*Письменное задание A*:
Выпишите из отрывка о Фадееве и Маяковском текст от слов «В то время каждый» до слов «весь читающий народ.» без изменений.
*Письменное задание B*:
Изложите кратко абзац отрывка о Фадееве и Маяковском, начинающийся словами «В то время каждый из нас», сохранив его основные факты.

*Цитируемый отрывок*:
*****
В то время каждый из нас мог запросто подойти, скажем, к Фадееву и начать разговор о его «Разгроме». Александр Александрович не делал вида, что ему все это давным-давно надоело, что он спешит куда-то. Помню, как мы долго не отпускали его после затянувшегося пленума РАППа, и он сам начал усиленно расспрашивать нас, а что все же не понравилось нам в романе. Сейчас приятно вспоминать о том. Или мы были слишком юны, или даже сами писатели едва вышли тогда из комсомольского возраста, но и легкая тень славы не разделяла их с нами. Они были просто писателями. Без дополнительных высоких званий. Их титуловал непосредственно весь читающий народ.

Ну а что касается моих личных симпатий, то именно Фадеев и Маяковский произвели на меня, пожалуй, наибольшее впечатление из всех, кого довелось наблюдать со стороны, хотя Маяковского я видел лишь два раза. Они почему-то выглядели ровесниками: не достигший тридцати лет революционный романист и ходко шагавший к сорока годам поэт-трибун. Фадеев казался бравым, стройным, подтянутым, в начищенных сапожках, в кавказской рубашке со множеством мелких пуговок, изящно перехваченный в талии узким ремешком с серебряным набором. Не хватало разве только черкески с газырями. Он мог разговаривать с вами и незаметно для себя, машинально помахивать своим щегольским ремешком. И таким беспечным удальством веяло от него, что порой наивно думалось: как же он написал трагедийный роман «Разгром»?.. Владимир Владимирович внешне был иным. Все в нем было крупно: лицо, развернутые плечи, взмах руки, действительно саженный шаг. Но одевался он не броско — темный москвошвеевский костюм, галстук — с некоторым вызовом тогдашнему пристрастию к полувоенной форме. В Политехническом музее я жадно слушал его и разглядывал вблизи, удивляясь не только тому внутреннему сходству с Фадеевым, которое роднит великих сыновей своего времени, а и общему для них наступательному порыву. Вот почему их можно было принять за сверстников — людей одной судьбы. Да, одной судьбы… Маяковский тут же вскоре ушел из жизни, а спустя четверть века, на другом историческом изломе, дальним эхом прозвучал наганный выстрел Фадеева. Но они перед моими глазами до сих пор: бесстрашные разведчики новой литературы, что хаживали через минные поля и дрались врукопашную, как рядовые, хотя были полководцами.
*****
*Извлечённые записи*:

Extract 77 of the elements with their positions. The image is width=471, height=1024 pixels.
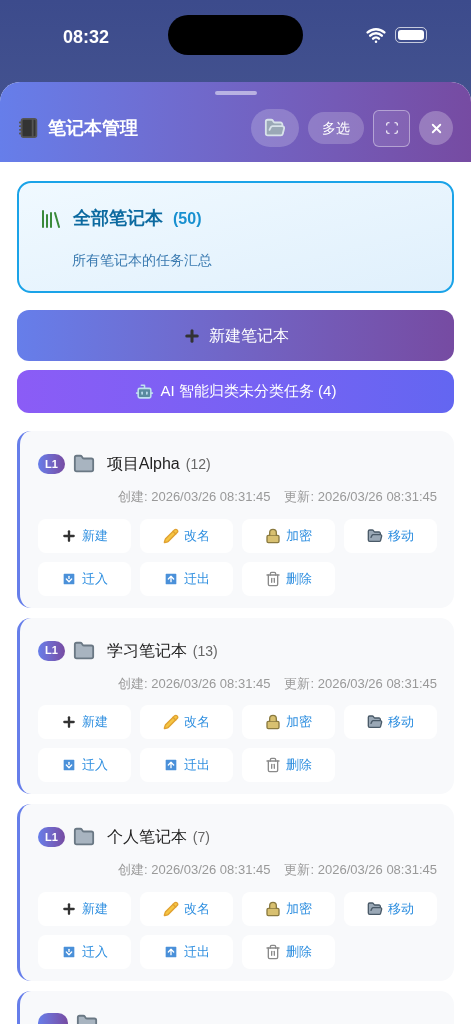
*****
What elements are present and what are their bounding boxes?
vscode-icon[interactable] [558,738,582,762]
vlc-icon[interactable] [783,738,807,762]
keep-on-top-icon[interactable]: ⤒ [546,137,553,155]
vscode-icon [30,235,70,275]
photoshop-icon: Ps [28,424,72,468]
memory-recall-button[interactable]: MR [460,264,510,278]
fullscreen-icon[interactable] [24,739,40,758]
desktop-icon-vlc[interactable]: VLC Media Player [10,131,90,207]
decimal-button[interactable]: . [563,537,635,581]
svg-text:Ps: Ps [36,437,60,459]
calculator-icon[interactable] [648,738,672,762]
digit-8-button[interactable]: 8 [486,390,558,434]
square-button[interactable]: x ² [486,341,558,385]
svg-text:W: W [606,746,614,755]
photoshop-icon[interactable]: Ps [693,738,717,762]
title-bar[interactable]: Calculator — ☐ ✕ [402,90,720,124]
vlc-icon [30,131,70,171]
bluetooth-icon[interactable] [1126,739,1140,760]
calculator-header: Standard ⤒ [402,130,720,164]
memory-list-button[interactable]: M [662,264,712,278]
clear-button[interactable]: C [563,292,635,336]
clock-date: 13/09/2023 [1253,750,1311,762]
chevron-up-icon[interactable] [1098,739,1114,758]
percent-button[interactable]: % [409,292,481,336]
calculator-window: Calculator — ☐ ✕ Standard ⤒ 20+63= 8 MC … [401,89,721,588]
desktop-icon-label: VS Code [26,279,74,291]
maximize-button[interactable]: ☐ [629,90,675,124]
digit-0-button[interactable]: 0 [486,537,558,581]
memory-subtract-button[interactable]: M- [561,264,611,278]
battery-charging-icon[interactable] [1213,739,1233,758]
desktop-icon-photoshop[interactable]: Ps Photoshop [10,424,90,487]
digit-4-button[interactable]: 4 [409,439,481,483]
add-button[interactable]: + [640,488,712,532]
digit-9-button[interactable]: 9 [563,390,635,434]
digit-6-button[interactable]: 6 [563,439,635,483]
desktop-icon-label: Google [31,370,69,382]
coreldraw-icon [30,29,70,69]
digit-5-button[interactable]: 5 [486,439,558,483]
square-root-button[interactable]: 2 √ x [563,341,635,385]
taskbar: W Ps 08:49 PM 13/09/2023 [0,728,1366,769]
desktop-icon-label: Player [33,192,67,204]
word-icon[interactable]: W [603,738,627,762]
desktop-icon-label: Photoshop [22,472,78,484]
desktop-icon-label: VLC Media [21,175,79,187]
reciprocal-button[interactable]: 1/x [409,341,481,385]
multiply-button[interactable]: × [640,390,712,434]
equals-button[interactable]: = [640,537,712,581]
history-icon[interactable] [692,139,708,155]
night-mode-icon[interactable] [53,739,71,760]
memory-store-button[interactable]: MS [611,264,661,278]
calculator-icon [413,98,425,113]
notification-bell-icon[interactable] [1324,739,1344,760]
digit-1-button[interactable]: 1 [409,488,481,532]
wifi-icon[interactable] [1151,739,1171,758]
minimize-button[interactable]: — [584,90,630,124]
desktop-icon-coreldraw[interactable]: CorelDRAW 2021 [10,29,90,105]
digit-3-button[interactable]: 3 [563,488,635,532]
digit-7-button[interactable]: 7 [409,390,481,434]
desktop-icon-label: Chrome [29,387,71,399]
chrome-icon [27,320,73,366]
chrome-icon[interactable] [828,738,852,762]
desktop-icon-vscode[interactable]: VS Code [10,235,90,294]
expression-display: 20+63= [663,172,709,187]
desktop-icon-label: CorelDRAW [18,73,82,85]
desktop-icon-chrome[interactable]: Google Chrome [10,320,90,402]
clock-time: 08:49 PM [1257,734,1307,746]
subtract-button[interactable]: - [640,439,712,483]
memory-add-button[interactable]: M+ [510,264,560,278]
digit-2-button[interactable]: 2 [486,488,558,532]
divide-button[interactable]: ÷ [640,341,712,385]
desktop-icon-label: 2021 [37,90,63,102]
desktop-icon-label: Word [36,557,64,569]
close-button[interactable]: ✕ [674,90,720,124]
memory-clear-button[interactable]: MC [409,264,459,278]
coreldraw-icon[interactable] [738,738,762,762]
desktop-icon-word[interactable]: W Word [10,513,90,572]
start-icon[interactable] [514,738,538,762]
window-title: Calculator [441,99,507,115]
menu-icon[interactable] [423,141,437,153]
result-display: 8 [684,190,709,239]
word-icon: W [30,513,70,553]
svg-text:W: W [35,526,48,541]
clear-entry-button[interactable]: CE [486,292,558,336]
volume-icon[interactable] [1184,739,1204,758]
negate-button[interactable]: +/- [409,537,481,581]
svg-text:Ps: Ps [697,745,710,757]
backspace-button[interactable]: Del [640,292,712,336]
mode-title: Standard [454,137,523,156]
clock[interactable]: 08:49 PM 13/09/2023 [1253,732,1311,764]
*****
*Готовый ответ A*:
В то время каждый из нас мог запросто подойти, скажем, к Фадееву и начать разговор о его «Разгроме». Александр Александрович не делал вида, что ему все это давным-давно надоело, что он спешит куда-то. Помню, как мы долго не отпускали его после затянувшегося пленума РАППа, и он сам начал усиленно расспрашивать нас, а что все же не понравилось нам в романе. Сейчас приятно вспоминать о том. Или мы были слишком юны, или даже сами писатели едва вышли тогда из комсомольского возраста, но и легкая тень славы не разделяла их с нами. Они были просто писателями. Без дополнительных высоких званий. Их титуловал непосредственно весь читающий народ.

*Готовый ответ B*:
В то время любой из молодых читателей мог свободно подойти к Фадееву и заговорить о его «Разгроме». Фадеев не делал вида, что ему это надоело или что он спешит. Однажды после затянувшегося пленума РАППа он сам стал расспрашивать, что им не понравилось в романе. Слава не отделяла писателей от молодежи: то ли молодые были слишком юны, то ли сами писатели едва вышли из комсомольского возраста. Писатели не имели высоких званий, а титуловал их весь читающий народ.